WHAT NEEDS TO BE DONE:
Make a tally of the lines in the records that include the string "omáčka", and give only that number.

[Records from a collection]
## BEGIN

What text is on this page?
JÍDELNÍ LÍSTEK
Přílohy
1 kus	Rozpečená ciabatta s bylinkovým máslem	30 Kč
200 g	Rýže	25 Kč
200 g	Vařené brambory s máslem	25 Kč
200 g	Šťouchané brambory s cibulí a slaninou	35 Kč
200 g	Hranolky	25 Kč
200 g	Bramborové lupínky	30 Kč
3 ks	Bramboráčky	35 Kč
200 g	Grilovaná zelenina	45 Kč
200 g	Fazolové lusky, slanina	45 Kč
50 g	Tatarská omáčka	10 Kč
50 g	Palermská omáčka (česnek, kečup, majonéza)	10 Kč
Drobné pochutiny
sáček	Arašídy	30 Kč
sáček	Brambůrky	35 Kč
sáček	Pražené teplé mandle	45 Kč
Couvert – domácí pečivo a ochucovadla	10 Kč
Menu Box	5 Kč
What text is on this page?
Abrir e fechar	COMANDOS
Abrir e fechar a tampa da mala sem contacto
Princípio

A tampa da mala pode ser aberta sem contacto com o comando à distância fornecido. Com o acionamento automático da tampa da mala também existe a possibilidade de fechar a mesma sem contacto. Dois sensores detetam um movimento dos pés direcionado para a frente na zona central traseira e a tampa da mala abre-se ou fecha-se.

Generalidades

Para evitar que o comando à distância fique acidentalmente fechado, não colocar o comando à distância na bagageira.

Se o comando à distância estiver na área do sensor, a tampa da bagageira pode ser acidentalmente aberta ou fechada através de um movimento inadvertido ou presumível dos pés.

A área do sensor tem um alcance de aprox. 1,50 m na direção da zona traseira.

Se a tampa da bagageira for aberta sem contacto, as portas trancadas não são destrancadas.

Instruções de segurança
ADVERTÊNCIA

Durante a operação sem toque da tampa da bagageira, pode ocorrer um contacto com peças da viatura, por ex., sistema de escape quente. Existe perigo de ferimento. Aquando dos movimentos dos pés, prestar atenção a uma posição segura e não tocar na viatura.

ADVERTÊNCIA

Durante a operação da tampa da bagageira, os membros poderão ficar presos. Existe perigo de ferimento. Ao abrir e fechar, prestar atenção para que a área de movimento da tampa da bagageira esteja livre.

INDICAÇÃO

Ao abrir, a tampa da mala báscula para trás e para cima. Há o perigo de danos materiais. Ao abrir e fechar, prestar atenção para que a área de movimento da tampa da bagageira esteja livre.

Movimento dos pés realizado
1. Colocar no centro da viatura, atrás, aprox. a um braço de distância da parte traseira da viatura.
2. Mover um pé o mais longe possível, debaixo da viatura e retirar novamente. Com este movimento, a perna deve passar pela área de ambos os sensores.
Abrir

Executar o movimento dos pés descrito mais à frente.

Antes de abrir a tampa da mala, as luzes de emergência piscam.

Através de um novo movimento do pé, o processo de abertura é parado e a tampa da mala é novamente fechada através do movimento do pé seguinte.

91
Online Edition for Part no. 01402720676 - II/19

## END

ANSWER TO THIS TASK:
2